start SUPPLIED MATERIAL

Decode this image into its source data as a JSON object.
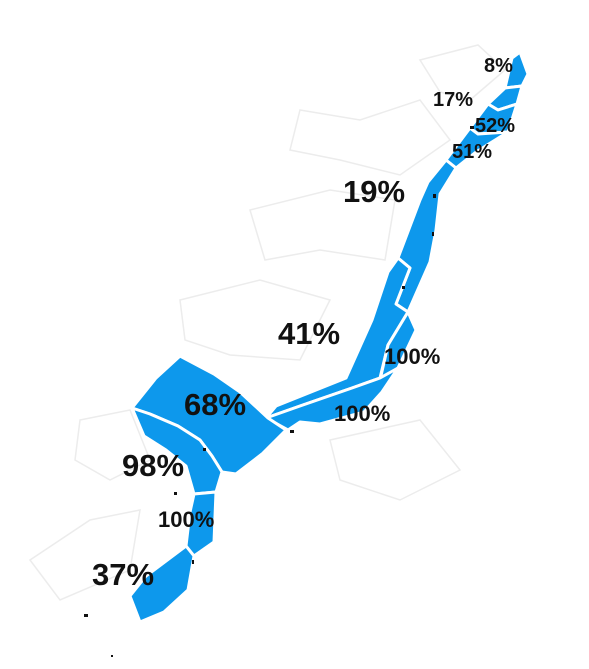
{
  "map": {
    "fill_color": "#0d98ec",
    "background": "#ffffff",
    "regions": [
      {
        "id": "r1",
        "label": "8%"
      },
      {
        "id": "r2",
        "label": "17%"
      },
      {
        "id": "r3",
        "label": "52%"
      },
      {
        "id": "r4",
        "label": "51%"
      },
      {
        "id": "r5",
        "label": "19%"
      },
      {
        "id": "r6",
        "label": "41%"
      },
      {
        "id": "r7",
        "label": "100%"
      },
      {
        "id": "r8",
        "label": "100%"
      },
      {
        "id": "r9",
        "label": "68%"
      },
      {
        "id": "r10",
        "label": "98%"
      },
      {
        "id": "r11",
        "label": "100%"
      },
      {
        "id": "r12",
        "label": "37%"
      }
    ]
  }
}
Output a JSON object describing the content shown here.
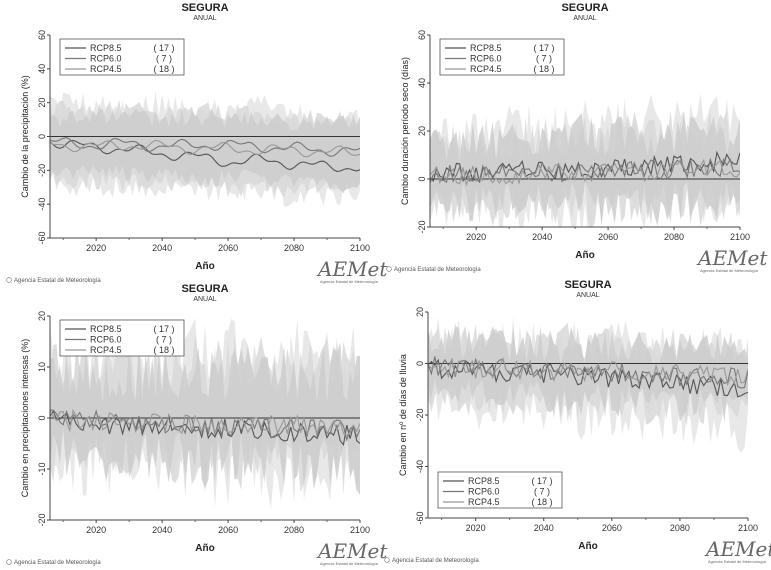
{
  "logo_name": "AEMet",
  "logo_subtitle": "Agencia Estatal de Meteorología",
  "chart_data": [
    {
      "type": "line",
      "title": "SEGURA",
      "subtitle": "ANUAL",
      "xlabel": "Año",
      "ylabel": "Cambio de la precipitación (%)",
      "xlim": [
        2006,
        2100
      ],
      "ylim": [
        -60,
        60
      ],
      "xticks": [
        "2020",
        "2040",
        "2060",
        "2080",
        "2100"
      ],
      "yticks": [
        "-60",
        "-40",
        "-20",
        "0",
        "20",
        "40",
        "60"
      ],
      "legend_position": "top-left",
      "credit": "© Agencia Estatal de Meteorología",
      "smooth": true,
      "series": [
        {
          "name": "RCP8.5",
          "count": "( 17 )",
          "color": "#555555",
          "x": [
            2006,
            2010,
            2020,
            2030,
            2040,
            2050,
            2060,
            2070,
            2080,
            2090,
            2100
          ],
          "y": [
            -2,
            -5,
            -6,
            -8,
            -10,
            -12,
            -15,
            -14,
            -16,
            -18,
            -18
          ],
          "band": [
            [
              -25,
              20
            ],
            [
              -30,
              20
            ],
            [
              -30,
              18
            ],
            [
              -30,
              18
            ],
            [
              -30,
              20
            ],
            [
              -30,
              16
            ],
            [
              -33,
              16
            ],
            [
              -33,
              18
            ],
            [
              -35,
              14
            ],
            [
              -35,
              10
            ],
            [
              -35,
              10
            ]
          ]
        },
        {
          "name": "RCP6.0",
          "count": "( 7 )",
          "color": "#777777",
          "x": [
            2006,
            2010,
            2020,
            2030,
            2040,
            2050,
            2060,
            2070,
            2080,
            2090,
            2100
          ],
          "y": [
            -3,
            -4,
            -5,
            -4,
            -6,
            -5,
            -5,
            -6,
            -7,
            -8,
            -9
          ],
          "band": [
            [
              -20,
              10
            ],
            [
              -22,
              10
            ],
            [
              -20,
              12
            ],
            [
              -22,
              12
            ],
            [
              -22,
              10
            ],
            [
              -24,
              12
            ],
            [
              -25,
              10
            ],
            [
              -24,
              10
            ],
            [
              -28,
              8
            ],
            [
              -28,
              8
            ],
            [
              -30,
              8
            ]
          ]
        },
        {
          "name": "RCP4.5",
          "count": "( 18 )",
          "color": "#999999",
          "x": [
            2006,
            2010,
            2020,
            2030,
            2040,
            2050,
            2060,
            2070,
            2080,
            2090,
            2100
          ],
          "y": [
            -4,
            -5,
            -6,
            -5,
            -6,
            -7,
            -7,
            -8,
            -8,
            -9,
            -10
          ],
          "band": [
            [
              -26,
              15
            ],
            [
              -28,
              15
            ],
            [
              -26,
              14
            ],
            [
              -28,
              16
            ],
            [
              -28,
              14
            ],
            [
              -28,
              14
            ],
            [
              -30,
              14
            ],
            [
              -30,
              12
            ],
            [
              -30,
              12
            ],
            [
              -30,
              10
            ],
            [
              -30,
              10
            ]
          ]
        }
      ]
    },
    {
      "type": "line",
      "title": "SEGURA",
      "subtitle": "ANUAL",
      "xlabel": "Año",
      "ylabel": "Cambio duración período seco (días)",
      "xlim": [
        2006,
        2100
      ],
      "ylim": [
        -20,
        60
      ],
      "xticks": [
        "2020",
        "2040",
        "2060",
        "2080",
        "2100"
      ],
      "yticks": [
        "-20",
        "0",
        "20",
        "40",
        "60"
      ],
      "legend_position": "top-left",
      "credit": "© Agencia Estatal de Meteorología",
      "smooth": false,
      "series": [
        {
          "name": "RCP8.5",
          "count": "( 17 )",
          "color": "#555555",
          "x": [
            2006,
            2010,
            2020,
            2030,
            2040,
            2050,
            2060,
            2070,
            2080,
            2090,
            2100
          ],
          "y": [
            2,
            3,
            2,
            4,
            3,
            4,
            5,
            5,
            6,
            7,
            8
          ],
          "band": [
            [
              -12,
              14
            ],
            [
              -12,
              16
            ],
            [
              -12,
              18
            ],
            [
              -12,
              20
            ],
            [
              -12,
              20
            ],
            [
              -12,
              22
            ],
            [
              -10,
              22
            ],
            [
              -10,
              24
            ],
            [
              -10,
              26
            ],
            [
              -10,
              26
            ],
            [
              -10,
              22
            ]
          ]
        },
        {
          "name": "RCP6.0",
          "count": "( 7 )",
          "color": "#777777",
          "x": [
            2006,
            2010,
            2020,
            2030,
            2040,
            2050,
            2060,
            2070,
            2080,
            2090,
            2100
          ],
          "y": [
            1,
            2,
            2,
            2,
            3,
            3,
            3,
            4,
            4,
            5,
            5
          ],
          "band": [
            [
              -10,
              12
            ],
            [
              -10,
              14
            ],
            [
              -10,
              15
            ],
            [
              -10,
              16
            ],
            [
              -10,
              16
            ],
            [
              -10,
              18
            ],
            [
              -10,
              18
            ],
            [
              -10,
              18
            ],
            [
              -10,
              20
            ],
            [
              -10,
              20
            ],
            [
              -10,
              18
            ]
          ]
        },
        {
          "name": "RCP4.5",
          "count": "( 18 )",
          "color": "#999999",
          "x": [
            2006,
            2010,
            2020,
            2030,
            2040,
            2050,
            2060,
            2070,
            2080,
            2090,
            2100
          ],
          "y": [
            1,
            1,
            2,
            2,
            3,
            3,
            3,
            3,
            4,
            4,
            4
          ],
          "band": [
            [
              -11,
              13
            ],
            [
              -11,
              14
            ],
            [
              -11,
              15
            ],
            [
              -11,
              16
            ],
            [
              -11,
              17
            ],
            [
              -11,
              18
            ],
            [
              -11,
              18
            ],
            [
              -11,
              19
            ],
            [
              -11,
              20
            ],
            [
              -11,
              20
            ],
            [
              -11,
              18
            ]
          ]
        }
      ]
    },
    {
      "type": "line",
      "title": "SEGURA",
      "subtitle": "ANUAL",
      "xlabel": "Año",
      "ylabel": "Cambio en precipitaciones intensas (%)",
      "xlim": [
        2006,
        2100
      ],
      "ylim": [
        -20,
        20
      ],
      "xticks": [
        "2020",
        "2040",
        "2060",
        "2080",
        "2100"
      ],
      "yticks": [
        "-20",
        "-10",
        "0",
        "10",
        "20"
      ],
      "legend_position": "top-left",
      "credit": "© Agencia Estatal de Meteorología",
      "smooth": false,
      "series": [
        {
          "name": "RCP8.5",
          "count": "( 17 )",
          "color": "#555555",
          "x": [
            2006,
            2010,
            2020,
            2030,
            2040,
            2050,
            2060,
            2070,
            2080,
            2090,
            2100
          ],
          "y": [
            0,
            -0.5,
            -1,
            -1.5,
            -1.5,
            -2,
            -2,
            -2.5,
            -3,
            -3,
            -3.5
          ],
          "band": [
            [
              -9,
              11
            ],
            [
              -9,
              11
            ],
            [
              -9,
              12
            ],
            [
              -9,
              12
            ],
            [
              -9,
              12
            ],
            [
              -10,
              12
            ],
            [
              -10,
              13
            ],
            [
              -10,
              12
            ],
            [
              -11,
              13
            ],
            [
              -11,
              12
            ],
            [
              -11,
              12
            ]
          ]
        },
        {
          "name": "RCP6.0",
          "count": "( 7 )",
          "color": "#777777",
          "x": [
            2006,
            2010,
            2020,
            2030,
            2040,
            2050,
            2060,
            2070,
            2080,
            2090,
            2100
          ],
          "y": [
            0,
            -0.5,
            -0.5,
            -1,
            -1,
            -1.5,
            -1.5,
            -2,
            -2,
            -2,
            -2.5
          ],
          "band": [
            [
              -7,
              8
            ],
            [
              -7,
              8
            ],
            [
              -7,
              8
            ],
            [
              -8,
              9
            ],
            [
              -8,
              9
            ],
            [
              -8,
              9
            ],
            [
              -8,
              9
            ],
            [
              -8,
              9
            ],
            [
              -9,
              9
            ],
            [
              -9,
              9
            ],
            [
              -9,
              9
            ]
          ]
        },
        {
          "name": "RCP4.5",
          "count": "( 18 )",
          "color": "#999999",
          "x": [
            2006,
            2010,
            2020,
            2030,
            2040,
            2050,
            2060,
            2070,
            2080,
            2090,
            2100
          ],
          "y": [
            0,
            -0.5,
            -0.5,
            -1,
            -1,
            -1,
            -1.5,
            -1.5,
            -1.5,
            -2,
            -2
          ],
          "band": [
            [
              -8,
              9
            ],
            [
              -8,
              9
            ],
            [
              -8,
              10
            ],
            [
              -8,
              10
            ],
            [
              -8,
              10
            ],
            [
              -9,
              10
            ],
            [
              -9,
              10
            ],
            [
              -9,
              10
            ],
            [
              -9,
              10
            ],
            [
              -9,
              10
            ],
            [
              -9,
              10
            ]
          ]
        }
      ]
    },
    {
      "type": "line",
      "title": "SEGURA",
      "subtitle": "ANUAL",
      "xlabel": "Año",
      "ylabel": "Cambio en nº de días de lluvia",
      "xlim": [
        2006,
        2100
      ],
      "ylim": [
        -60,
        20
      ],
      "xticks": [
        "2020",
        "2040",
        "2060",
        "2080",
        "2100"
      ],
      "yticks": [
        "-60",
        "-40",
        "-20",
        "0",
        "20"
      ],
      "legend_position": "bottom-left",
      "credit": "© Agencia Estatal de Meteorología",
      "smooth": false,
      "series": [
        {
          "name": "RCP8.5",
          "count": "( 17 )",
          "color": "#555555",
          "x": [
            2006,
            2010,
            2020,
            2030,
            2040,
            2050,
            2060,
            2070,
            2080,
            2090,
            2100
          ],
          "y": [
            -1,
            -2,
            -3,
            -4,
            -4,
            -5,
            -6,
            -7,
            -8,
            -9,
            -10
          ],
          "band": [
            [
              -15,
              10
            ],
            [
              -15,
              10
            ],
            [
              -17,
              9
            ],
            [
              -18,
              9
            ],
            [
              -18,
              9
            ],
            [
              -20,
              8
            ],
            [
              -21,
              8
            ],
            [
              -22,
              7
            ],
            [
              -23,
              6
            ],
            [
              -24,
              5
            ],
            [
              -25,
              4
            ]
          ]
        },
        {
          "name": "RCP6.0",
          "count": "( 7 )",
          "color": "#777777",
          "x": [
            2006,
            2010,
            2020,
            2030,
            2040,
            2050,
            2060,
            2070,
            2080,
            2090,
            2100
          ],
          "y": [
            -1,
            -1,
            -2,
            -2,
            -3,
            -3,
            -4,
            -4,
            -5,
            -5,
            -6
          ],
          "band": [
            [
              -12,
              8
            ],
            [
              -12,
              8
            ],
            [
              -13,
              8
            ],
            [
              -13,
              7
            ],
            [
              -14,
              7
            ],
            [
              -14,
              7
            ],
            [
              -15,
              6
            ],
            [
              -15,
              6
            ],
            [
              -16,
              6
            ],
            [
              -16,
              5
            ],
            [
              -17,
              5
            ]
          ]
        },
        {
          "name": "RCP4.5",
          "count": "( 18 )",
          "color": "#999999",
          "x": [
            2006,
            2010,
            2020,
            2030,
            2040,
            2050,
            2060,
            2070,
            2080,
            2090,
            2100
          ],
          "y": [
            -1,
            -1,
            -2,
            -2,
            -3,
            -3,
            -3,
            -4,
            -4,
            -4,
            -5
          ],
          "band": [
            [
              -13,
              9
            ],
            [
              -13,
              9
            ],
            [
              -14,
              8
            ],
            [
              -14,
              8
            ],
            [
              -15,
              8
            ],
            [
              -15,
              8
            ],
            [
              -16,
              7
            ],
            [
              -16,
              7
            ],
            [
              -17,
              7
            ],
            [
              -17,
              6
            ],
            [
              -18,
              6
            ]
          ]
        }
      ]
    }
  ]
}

end SUPPLIED MATERIAL

- **WRITTEN REQUEST**
Of the lines in the data above, how many contain the word "Cambio"? Give only that figure.

- **RIGHT ANSWER**
4